Task requirements: Which lines have the string "text"? Copy all of them from the entries below.

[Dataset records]
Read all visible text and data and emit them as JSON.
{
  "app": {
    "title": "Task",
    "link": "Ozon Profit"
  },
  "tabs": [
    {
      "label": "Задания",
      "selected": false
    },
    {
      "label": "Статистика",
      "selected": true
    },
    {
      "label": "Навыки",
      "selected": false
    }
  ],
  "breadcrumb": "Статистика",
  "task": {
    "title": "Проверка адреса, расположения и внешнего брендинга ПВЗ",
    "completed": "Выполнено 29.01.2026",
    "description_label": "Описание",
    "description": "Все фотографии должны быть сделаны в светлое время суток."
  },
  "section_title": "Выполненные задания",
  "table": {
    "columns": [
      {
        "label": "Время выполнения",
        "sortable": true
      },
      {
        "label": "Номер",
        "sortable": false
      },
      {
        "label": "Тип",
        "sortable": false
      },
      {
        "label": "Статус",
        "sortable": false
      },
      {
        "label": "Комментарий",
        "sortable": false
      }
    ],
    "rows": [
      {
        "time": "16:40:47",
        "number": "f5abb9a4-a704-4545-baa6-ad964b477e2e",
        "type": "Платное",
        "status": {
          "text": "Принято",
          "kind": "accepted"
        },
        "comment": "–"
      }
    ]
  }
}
--
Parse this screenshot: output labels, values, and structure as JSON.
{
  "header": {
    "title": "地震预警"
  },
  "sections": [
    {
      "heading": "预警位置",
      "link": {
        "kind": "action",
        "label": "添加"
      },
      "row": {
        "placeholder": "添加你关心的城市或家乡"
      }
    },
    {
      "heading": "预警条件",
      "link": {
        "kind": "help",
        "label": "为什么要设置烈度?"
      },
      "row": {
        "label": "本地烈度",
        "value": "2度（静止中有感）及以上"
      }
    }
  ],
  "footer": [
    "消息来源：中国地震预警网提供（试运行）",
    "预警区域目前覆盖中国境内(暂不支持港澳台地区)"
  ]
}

Right answer:
Read all visible text and data and emit them as JSON.
          "text": "Принято",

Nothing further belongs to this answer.